RECORDS FOR THIS EXERCISE:
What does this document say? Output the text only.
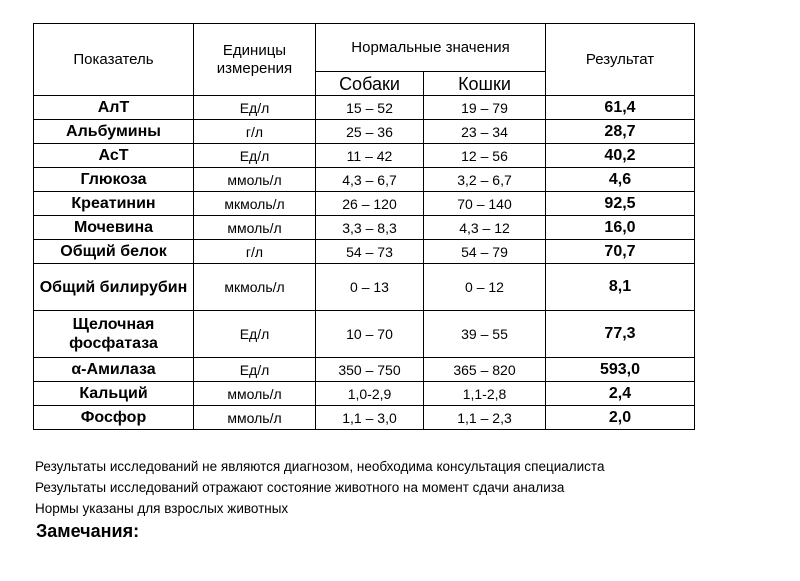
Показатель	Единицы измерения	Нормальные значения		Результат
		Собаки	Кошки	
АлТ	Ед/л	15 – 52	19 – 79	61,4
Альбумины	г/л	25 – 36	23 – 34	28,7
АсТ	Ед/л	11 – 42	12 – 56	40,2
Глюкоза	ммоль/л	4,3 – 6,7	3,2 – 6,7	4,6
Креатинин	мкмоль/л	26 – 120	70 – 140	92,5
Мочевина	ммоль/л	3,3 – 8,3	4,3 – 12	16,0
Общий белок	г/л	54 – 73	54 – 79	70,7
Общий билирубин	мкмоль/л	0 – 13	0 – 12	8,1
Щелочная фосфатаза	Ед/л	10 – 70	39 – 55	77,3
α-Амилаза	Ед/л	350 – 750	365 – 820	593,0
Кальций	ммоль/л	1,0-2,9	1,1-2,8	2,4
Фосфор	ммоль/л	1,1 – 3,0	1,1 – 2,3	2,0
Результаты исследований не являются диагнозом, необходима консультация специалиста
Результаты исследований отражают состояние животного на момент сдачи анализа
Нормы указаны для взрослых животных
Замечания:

WHAT TO DO: Gather from the entries above all lines that include the string "Результаты".

ANSWER TO THIS PROBLEM:
Результаты исследований не являются диагнозом, необходима консультация специалиста
Результаты исследований отражают состояние животного на момент сдачи анализа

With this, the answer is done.